### Task to complete
Output every entry exactly as given.

Figure record extracts:
++++++++++++++++++++
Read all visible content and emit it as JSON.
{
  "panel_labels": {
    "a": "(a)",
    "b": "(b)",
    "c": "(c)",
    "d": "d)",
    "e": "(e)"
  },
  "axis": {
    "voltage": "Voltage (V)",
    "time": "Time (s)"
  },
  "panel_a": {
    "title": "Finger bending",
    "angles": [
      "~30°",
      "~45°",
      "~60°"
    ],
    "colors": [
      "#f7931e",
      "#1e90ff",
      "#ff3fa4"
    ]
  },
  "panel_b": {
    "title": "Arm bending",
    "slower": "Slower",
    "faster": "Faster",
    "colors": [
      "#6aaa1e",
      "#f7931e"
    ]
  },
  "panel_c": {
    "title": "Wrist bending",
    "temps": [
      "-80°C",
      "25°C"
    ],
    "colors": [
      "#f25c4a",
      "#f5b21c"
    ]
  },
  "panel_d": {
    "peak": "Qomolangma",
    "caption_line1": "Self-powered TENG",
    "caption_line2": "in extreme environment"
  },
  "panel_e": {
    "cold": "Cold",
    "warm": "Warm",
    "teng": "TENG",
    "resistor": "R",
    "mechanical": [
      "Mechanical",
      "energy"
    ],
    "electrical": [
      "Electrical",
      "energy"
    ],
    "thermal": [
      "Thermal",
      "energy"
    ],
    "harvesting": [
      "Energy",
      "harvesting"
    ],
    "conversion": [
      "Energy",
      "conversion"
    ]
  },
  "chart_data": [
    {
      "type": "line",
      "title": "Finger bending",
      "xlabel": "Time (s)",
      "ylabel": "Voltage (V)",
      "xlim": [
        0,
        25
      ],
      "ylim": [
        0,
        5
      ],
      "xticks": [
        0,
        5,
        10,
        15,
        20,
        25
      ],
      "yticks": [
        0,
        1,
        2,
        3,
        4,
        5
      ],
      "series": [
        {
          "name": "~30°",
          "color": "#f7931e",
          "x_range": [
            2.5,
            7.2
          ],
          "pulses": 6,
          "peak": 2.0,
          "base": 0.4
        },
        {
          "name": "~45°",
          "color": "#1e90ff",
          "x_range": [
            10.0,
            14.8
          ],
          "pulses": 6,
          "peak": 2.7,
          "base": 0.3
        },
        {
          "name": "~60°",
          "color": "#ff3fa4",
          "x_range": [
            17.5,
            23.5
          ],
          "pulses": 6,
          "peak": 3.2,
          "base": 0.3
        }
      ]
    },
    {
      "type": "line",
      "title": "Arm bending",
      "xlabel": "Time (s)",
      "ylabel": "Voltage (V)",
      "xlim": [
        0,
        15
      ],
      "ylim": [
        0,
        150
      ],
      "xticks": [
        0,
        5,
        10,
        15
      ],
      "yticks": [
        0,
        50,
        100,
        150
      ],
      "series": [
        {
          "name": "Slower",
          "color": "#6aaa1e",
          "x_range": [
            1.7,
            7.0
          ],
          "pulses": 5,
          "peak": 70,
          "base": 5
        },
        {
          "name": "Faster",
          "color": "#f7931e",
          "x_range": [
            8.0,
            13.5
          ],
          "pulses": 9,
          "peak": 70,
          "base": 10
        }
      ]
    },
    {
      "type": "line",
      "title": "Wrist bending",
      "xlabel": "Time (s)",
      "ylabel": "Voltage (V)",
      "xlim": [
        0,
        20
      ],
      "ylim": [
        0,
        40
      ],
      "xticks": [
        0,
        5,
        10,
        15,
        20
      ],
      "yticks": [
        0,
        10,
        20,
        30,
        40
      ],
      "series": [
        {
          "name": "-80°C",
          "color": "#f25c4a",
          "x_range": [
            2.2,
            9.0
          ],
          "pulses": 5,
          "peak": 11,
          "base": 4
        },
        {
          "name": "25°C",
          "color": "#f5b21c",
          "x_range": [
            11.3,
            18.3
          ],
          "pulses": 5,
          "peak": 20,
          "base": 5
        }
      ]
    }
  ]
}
++++++++++++++++++++
### Full output
Read all visible content and emit it as JSON.
{
  "panel_labels": {
    "a": "(a)",
    "b": "(b)",
    "c": "(c)",
    "d": "d)",
    "e": "(e)"
  },
  "axis": {
    "voltage": "Voltage (V)",
    "time": "Time (s)"
  },
  "panel_a": {
    "title": "Finger bending",
    "angles": [
      "~30°",
      "~45°",
      "~60°"
    ],
    "colors": [
      "#f7931e",
      "#1e90ff",
      "#ff3fa4"
    ]
  },
  "panel_b": {
    "title": "Arm bending",
    "slower": "Slower",
    "faster": "Faster",
    "colors": [
      "#6aaa1e",
      "#f7931e"
    ]
  },
  "panel_c": {
    "title": "Wrist bending",
    "temps": [
      "-80°C",
      "25°C"
    ],
    "colors": [
      "#f25c4a",
      "#f5b21c"
    ]
  },
  "panel_d": {
    "peak": "Qomolangma",
    "caption_line1": "Self-powered TENG",
    "caption_line2": "in extreme environment"
  },
  "panel_e": {
    "cold": "Cold",
    "warm": "Warm",
    "teng": "TENG",
    "resistor": "R",
    "mechanical": [
      "Mechanical",
      "energy"
    ],
    "electrical": [
      "Electrical",
      "energy"
    ],
    "thermal": [
      "Thermal",
      "energy"
    ],
    "harvesting": [
      "Energy",
      "harvesting"
    ],
    "conversion": [
      "Energy",
      "conversion"
    ]
  },
  "chart_data": [
    {
      "type": "line",
      "title": "Finger bending",
      "xlabel": "Time (s)",
      "ylabel": "Voltage (V)",
      "xlim": [
        0,
        25
      ],
      "ylim": [
        0,
        5
      ],
      "xticks": [
        0,
        5,
        10,
        15,
        20,
        25
      ],
      "yticks": [
        0,
        1,
        2,
        3,
        4,
        5
      ],
      "series": [
        {
          "name": "~30°",
          "color": "#f7931e",
          "x_range": [
            2.5,
            7.2
          ],
          "pulses": 6,
          "peak": 2.0,
          "base": 0.4
        },
        {
          "name": "~45°",
          "color": "#1e90ff",
          "x_range": [
            10.0,
            14.8
          ],
          "pulses": 6,
          "peak": 2.7,
          "base": 0.3
        },
        {
          "name": "~60°",
          "color": "#ff3fa4",
          "x_range": [
            17.5,
            23.5
          ],
          "pulses": 6,
          "peak": 3.2,
          "base": 0.3
        }
      ]
    },
    {
      "type": "line",
      "title": "Arm bending",
      "xlabel": "Time (s)",
      "ylabel": "Voltage (V)",
      "xlim": [
        0,
        15
      ],
      "ylim": [
        0,
        150
      ],
      "xticks": [
        0,
        5,
        10,
        15
      ],
      "yticks": [
        0,
        50,
        100,
        150
      ],
      "series": [
        {
          "name": "Slower",
          "color": "#6aaa1e",
          "x_range": [
            1.7,
            7.0
          ],
          "pulses": 5,
          "peak": 70,
          "base": 5
        },
        {
          "name": "Faster",
          "color": "#f7931e",
          "x_range": [
            8.0,
            13.5
          ],
          "pulses": 9,
          "peak": 70,
          "base": 10
        }
      ]
    },
    {
      "type": "line",
      "title": "Wrist bending",
      "xlabel": "Time (s)",
      "ylabel": "Voltage (V)",
      "xlim": [
        0,
        20
      ],
      "ylim": [
        0,
        40
      ],
      "xticks": [
        0,
        5,
        10,
        15,
        20
      ],
      "yticks": [
        0,
        10,
        20,
        30,
        40
      ],
      "series": [
        {
          "name": "-80°C",
          "color": "#f25c4a",
          "x_range": [
            2.2,
            9.0
          ],
          "pulses": 5,
          "peak": 11,
          "base": 4
        },
        {
          "name": "25°C",
          "color": "#f5b21c",
          "x_range": [
            11.3,
            18.3
          ],
          "pulses": 5,
          "peak": 20,
          "base": 5
        }
      ]
    }
  ]
}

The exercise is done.